— START —

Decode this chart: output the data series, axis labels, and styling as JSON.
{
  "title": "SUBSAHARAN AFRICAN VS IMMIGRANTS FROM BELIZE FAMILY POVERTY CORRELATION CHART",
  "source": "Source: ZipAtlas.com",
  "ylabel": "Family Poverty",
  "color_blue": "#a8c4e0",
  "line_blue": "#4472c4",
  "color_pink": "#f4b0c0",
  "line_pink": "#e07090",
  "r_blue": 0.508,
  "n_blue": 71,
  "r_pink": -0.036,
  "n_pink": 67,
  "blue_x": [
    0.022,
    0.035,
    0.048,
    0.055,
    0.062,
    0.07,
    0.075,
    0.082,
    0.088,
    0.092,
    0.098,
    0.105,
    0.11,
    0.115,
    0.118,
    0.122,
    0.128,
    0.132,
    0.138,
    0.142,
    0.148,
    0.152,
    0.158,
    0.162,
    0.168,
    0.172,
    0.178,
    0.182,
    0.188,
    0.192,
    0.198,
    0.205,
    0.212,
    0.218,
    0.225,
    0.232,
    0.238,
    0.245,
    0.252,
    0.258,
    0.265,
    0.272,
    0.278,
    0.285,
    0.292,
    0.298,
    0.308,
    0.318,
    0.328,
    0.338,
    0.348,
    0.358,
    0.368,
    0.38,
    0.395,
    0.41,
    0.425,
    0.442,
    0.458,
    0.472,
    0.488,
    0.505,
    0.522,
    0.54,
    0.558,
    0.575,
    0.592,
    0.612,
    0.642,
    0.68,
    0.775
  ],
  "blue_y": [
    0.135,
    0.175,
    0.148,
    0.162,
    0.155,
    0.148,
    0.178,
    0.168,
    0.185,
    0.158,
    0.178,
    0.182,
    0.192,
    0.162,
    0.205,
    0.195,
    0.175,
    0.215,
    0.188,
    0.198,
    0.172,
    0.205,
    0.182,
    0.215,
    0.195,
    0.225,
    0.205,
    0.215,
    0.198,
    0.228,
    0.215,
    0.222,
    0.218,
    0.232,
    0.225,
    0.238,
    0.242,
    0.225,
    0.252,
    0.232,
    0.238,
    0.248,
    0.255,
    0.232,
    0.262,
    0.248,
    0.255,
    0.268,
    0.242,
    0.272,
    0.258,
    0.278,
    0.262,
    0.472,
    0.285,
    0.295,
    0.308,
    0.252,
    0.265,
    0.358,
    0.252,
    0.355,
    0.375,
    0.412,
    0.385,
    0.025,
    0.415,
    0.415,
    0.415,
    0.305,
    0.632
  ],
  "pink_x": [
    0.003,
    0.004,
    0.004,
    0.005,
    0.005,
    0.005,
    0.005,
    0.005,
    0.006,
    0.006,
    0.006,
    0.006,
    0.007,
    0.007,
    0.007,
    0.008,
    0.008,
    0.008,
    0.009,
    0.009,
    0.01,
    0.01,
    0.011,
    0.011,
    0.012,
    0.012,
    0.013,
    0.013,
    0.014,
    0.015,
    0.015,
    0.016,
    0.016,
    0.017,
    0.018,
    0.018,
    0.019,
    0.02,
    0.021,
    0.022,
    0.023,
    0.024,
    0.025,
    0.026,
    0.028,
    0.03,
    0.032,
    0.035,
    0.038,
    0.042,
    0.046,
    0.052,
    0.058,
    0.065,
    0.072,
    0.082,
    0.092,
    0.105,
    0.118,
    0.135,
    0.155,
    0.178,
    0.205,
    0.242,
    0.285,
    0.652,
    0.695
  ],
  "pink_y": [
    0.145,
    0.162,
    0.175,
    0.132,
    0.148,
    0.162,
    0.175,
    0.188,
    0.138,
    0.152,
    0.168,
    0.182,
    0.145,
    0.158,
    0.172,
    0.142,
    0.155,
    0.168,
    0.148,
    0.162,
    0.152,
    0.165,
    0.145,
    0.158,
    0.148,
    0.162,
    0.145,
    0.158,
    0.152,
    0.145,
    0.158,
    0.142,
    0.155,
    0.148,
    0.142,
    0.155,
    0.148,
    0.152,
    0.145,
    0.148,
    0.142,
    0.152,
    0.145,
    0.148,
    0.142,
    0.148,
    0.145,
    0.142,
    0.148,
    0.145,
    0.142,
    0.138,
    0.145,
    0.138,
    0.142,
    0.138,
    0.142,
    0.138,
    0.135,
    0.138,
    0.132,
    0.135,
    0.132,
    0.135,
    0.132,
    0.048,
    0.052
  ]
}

— END —

The exercise: Reproduce every line of the material above exactly.

Solution to this problem:
Decode this chart: output the data series, axis labels, and styling as JSON.
{
  "title": "SUBSAHARAN AFRICAN VS IMMIGRANTS FROM BELIZE FAMILY POVERTY CORRELATION CHART",
  "source": "Source: ZipAtlas.com",
  "ylabel": "Family Poverty",
  "color_blue": "#a8c4e0",
  "line_blue": "#4472c4",
  "color_pink": "#f4b0c0",
  "line_pink": "#e07090",
  "r_blue": 0.508,
  "n_blue": 71,
  "r_pink": -0.036,
  "n_pink": 67,
  "blue_x": [
    0.022,
    0.035,
    0.048,
    0.055,
    0.062,
    0.07,
    0.075,
    0.082,
    0.088,
    0.092,
    0.098,
    0.105,
    0.11,
    0.115,
    0.118,
    0.122,
    0.128,
    0.132,
    0.138,
    0.142,
    0.148,
    0.152,
    0.158,
    0.162,
    0.168,
    0.172,
    0.178,
    0.182,
    0.188,
    0.192,
    0.198,
    0.205,
    0.212,
    0.218,
    0.225,
    0.232,
    0.238,
    0.245,
    0.252,
    0.258,
    0.265,
    0.272,
    0.278,
    0.285,
    0.292,
    0.298,
    0.308,
    0.318,
    0.328,
    0.338,
    0.348,
    0.358,
    0.368,
    0.38,
    0.395,
    0.41,
    0.425,
    0.442,
    0.458,
    0.472,
    0.488,
    0.505,
    0.522,
    0.54,
    0.558,
    0.575,
    0.592,
    0.612,
    0.642,
    0.68,
    0.775
  ],
  "blue_y": [
    0.135,
    0.175,
    0.148,
    0.162,
    0.155,
    0.148,
    0.178,
    0.168,
    0.185,
    0.158,
    0.178,
    0.182,
    0.192,
    0.162,
    0.205,
    0.195,
    0.175,
    0.215,
    0.188,
    0.198,
    0.172,
    0.205,
    0.182,
    0.215,
    0.195,
    0.225,
    0.205,
    0.215,
    0.198,
    0.228,
    0.215,
    0.222,
    0.218,
    0.232,
    0.225,
    0.238,
    0.242,
    0.225,
    0.252,
    0.232,
    0.238,
    0.248,
    0.255,
    0.232,
    0.262,
    0.248,
    0.255,
    0.268,
    0.242,
    0.272,
    0.258,
    0.278,
    0.262,
    0.472,
    0.285,
    0.295,
    0.308,
    0.252,
    0.265,
    0.358,
    0.252,
    0.355,
    0.375,
    0.412,
    0.385,
    0.025,
    0.415,
    0.415,
    0.415,
    0.305,
    0.632
  ],
  "pink_x": [
    0.003,
    0.004,
    0.004,
    0.005,
    0.005,
    0.005,
    0.005,
    0.005,
    0.006,
    0.006,
    0.006,
    0.006,
    0.007,
    0.007,
    0.007,
    0.008,
    0.008,
    0.008,
    0.009,
    0.009,
    0.01,
    0.01,
    0.011,
    0.011,
    0.012,
    0.012,
    0.013,
    0.013,
    0.014,
    0.015,
    0.015,
    0.016,
    0.016,
    0.017,
    0.018,
    0.018,
    0.019,
    0.02,
    0.021,
    0.022,
    0.023,
    0.024,
    0.025,
    0.026,
    0.028,
    0.03,
    0.032,
    0.035,
    0.038,
    0.042,
    0.046,
    0.052,
    0.058,
    0.065,
    0.072,
    0.082,
    0.092,
    0.105,
    0.118,
    0.135,
    0.155,
    0.178,
    0.205,
    0.242,
    0.285,
    0.652,
    0.695
  ],
  "pink_y": [
    0.145,
    0.162,
    0.175,
    0.132,
    0.148,
    0.162,
    0.175,
    0.188,
    0.138,
    0.152,
    0.168,
    0.182,
    0.145,
    0.158,
    0.172,
    0.142,
    0.155,
    0.168,
    0.148,
    0.162,
    0.152,
    0.165,
    0.145,
    0.158,
    0.148,
    0.162,
    0.145,
    0.158,
    0.152,
    0.145,
    0.158,
    0.142,
    0.155,
    0.148,
    0.142,
    0.155,
    0.148,
    0.152,
    0.145,
    0.148,
    0.142,
    0.152,
    0.145,
    0.148,
    0.142,
    0.148,
    0.145,
    0.142,
    0.148,
    0.145,
    0.142,
    0.138,
    0.145,
    0.138,
    0.142,
    0.138,
    0.142,
    0.138,
    0.135,
    0.138,
    0.132,
    0.135,
    0.132,
    0.135,
    0.132,
    0.048,
    0.052
  ]
}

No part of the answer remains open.